Texto de la página:
>>>>
22 de mayo 2012 - 00:00

Capital: adónde deben ir los depósitos judiciales

Hace pocos días se tuvo conocimiento de un proyecto de ley firmado por la diputada nacional Diana Conti junto con otros colegas de la bancada oficialista en la HCDN. Persiguen con su firma el traspaso de los fondos que actualmente están en el Banco Ciudad al Banco Nación y que pertenecen a las causas que se tramitan en la Justicia Comercial, Penal y Laboral Ordinaria de la Ciudad Autónoma de Buenos Aires.

Estos fondos forman parte de los activos del Banco Ciudad desde 1965 cuando la Ley 16.869 dispuso que se depositaran en el entonces Banco Municipal de la Ciudad de Buenos Aires, la antigua denominación del Ciudad. En el debate en el Senado de octubre de 1965 se leyó una nota de las autoridades del Banco Nación de aquel entonces que el proyecto oficialista actual reproduce textualmente en uno de sus párrafos como mayor explicación y que alude a la necesidad de que los fondos sean aplicados a destinos de orden nacional y no con fines «meramente localistas».
<<<<
[Datos de análisis del diseño de página]
>>>>
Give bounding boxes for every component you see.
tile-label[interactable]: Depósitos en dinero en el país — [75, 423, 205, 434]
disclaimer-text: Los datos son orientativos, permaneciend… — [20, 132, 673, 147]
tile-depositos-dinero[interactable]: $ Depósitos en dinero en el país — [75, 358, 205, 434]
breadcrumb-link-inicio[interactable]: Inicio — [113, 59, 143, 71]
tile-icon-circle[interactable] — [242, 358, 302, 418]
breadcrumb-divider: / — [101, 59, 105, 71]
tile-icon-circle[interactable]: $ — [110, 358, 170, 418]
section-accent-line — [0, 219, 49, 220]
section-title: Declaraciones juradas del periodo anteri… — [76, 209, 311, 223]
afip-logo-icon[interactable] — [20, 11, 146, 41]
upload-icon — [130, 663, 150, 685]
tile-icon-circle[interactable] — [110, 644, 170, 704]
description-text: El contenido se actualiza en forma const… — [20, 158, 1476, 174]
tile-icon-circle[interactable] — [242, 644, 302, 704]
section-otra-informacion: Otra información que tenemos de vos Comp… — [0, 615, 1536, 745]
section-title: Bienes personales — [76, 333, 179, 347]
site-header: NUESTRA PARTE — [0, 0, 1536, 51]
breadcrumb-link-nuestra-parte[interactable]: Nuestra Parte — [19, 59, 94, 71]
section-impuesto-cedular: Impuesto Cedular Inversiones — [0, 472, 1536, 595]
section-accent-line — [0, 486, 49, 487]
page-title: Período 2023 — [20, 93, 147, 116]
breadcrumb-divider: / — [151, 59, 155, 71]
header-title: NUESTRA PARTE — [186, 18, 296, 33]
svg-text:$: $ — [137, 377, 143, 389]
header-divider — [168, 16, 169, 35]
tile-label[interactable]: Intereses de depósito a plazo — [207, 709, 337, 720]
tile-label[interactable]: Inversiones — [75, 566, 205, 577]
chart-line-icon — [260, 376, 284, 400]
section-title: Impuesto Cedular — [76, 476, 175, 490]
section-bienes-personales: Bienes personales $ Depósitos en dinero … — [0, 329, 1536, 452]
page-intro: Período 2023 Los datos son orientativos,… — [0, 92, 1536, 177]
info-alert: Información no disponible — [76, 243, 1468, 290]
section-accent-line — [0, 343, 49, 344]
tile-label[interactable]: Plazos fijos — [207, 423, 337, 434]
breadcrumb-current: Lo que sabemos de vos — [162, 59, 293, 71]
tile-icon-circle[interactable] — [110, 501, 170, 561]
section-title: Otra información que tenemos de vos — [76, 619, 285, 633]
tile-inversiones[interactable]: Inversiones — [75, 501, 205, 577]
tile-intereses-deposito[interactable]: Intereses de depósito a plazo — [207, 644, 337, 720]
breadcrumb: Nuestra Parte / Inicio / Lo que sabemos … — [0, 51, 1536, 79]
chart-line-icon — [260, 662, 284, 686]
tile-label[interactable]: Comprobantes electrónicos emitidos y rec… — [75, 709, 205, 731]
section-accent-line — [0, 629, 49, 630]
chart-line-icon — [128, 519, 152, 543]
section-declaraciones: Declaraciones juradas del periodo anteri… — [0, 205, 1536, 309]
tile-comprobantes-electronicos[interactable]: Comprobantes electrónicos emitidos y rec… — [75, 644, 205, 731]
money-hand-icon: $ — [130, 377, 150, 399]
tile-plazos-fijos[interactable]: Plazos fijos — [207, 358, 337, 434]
<<<<
Comprueba tu comprensión:
1. En el texto sobre los depósitos judiciales, ¿desde qué año forman parte esos fondos de los activos del Banco Ciudad?
2. Copia tal cual del texto sobre los depósitos judiciales todo lo que va desde "22 de mayo 2012" hasta "de Buenos Aires.".

Respuestas por número:
1. Desde 1965.

2.
22 de mayo 2012 - 00:00

Capital: adónde deben ir los depósitos judiciales

Hace pocos días se tuvo conocimiento de un proyecto de ley firmado por la diputada nacional Diana Conti junto con otros colegas de la bancada oficialista en la HCDN. Persiguen con su firma el traspaso de los fondos que actualmente están en el Banco Ciudad al Banco Nación y que pertenecen a las causas que se tramitan en la Justicia Comercial, Penal y Laboral Ordinaria de la Ciudad Autónoma de Buenos Aires.